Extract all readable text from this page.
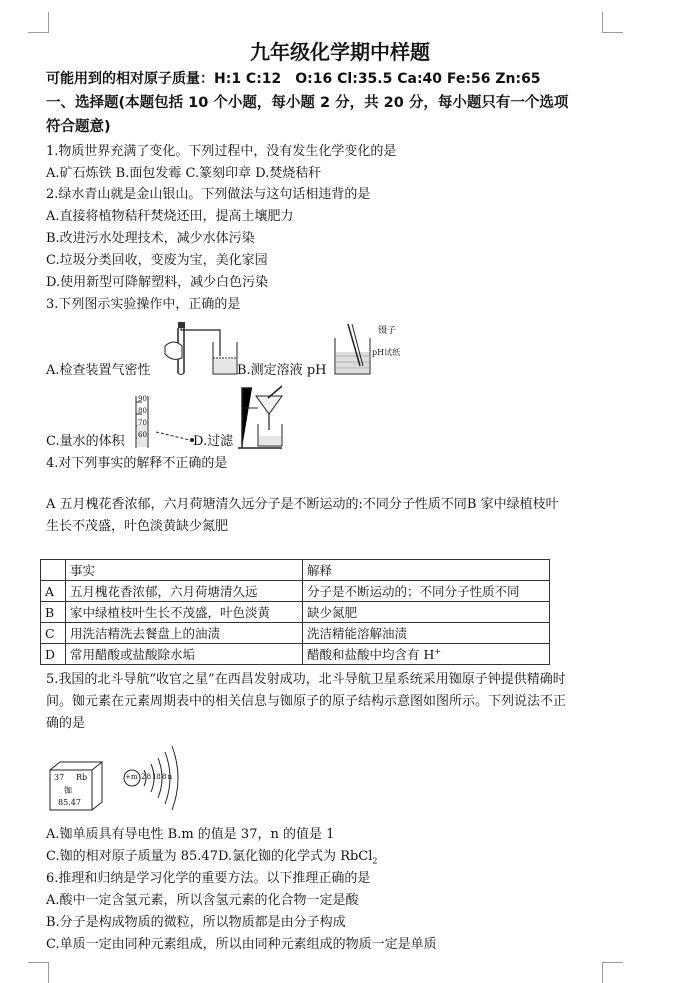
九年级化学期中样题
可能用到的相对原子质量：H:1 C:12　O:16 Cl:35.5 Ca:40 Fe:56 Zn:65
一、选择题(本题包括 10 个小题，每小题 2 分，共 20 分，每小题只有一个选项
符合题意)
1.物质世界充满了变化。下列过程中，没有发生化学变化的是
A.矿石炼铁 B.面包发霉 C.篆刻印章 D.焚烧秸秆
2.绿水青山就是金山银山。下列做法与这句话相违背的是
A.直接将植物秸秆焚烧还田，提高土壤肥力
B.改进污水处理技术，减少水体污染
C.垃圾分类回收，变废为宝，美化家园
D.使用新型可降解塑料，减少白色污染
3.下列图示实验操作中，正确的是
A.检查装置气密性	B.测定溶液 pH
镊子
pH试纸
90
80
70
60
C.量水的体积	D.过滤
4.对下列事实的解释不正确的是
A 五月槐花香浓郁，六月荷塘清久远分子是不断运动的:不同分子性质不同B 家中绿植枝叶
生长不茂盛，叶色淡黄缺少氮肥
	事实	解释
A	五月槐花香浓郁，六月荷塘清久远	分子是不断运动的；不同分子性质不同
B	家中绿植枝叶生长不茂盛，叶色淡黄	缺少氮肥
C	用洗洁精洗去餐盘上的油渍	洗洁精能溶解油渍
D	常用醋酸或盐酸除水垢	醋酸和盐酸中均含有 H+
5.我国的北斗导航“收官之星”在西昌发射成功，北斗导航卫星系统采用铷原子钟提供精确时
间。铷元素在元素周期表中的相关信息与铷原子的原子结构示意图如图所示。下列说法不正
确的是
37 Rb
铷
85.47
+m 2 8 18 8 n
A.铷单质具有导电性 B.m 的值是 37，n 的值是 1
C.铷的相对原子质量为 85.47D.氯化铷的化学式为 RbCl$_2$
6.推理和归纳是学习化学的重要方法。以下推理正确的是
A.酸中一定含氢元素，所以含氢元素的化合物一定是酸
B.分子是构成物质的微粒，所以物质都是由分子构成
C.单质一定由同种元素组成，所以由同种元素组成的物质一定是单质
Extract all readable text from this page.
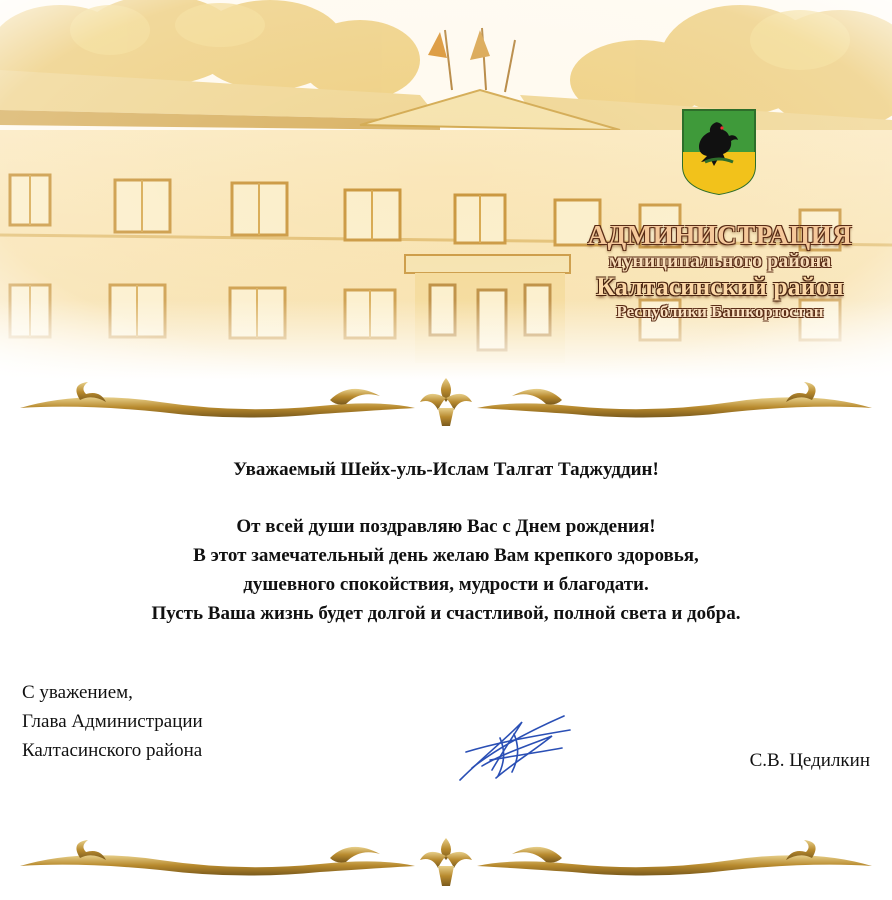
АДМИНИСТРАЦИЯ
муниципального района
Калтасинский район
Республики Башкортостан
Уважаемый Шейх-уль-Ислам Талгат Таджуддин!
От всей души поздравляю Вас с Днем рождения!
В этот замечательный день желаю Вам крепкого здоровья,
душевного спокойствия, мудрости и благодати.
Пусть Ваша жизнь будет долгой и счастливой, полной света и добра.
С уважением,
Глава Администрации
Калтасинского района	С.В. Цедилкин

▶ Given request
Give all the entries again exactly, dropping each picture.

▶ The response
Extract all readable text from this page.
九年级化学期中样题
可能用到的相对原子质量：H:1 C:12　O:16 Cl:35.5 Ca:40 Fe:56 Zn:65
一、选择题(本题包括 10 个小题，每小题 2 分，共 20 分，每小题只有一个选项
符合题意)
1.物质世界充满了变化。下列过程中，没有发生化学变化的是
A.矿石炼铁 B.面包发霉 C.篆刻印章 D.焚烧秸秆
2.绿水青山就是金山银山。下列做法与这句话相违背的是
A.直接将植物秸秆焚烧还田，提高土壤肥力
B.改进污水处理技术，减少水体污染
C.垃圾分类回收，变废为宝，美化家园
D.使用新型可降解塑料，减少白色污染
3.下列图示实验操作中，正确的是
A.检查装置气密性	B.测定溶液 pH
镊子
pH试纸
90
80
70
60
C.量水的体积	D.过滤
4.对下列事实的解释不正确的是
A 五月槐花香浓郁，六月荷塘清久远分子是不断运动的:不同分子性质不同B 家中绿植枝叶
生长不茂盛，叶色淡黄缺少氮肥
	事实	解释
A	五月槐花香浓郁，六月荷塘清久远	分子是不断运动的；不同分子性质不同
B	家中绿植枝叶生长不茂盛，叶色淡黄	缺少氮肥
C	用洗洁精洗去餐盘上的油渍	洗洁精能溶解油渍
D	常用醋酸或盐酸除水垢	醋酸和盐酸中均含有 H+
5.我国的北斗导航“收官之星”在西昌发射成功，北斗导航卫星系统采用铷原子钟提供精确时
间。铷元素在元素周期表中的相关信息与铷原子的原子结构示意图如图所示。下列说法不正
确的是
37 Rb
铷
85.47
+m 2 8 18 8 n
A.铷单质具有导电性 B.m 的值是 37，n 的值是 1
C.铷的相对原子质量为 85.47D.氯化铷的化学式为 RbCl$_2$
6.推理和归纳是学习化学的重要方法。以下推理正确的是
A.酸中一定含氢元素，所以含氢元素的化合物一定是酸
B.分子是构成物质的微粒，所以物质都是由分子构成
C.单质一定由同种元素组成，所以由同种元素组成的物质一定是单质
Extract all readable text from this page.
АДМИНИСТРАЦИЯ
муниципального района
Калтасинский район
Республики Башкортостан
Уважаемый Шейх-уль-Ислам Талгат Таджуддин!
От всей души поздравляю Вас с Днем рождения!
В этот замечательный день желаю Вам крепкого здоровья,
душевного спокойствия, мудрости и благодати.
Пусть Ваша жизнь будет долгой и счастливой, полной света и добра.
С уважением,
Глава Администрации
Калтасинского района	С.В. Цедилкин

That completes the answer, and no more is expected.